Data excerpts

▬▬▬

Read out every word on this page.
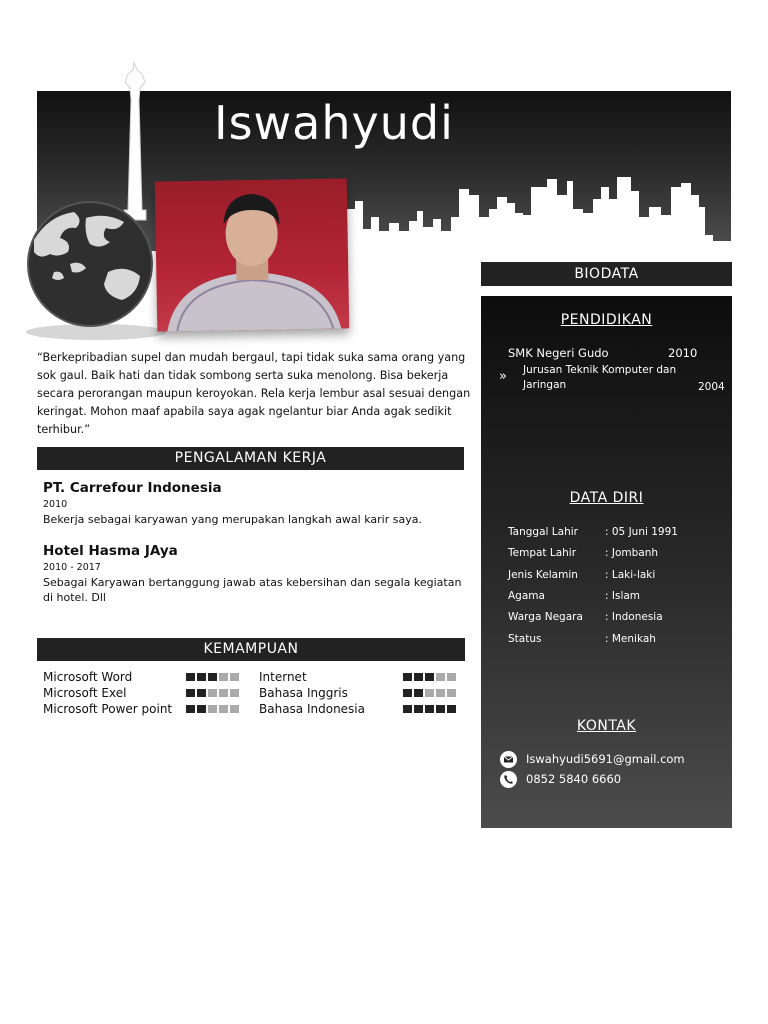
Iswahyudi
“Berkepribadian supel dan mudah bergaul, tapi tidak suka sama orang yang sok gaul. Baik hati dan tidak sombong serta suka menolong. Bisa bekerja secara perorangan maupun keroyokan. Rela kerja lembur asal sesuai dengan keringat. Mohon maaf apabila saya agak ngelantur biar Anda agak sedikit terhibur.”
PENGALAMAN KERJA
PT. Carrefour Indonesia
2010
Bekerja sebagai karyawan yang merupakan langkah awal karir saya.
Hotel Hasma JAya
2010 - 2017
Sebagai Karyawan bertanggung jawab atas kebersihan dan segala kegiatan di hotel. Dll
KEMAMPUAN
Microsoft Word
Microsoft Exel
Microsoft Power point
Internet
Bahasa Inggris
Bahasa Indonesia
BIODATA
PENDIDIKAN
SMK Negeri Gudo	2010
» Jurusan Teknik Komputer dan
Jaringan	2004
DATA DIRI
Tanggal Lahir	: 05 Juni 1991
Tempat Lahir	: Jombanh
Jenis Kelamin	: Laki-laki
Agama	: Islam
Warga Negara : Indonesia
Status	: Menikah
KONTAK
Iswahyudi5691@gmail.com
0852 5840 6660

▬▬▬

> [Work to be completed]: Quote all the lines above exactly as given. Do not include the pictures.

> [Exercise result]:
Read out every word on this page.
Iswahyudi
“Berkepribadian supel dan mudah bergaul, tapi tidak suka sama orang yang sok gaul. Baik hati dan tidak sombong serta suka menolong. Bisa bekerja secara perorangan maupun keroyokan. Rela kerja lembur asal sesuai dengan keringat. Mohon maaf apabila saya agak ngelantur biar Anda agak sedikit terhibur.”
PENGALAMAN KERJA
PT. Carrefour Indonesia
2010
Bekerja sebagai karyawan yang merupakan langkah awal karir saya.
Hotel Hasma JAya
2010 - 2017
Sebagai Karyawan bertanggung jawab atas kebersihan dan segala kegiatan di hotel. Dll
KEMAMPUAN
Microsoft Word
Microsoft Exel
Microsoft Power point
Internet
Bahasa Inggris
Bahasa Indonesia
BIODATA
PENDIDIKAN
SMK Negeri Gudo	2010
» Jurusan Teknik Komputer dan
Jaringan	2004
DATA DIRI
Tanggal Lahir	: 05 Juni 1991
Tempat Lahir	: Jombanh
Jenis Kelamin	: Laki-laki
Agama	: Islam
Warga Negara : Indonesia
Status	: Menikah
KONTAK
Iswahyudi5691@gmail.com
0852 5840 6660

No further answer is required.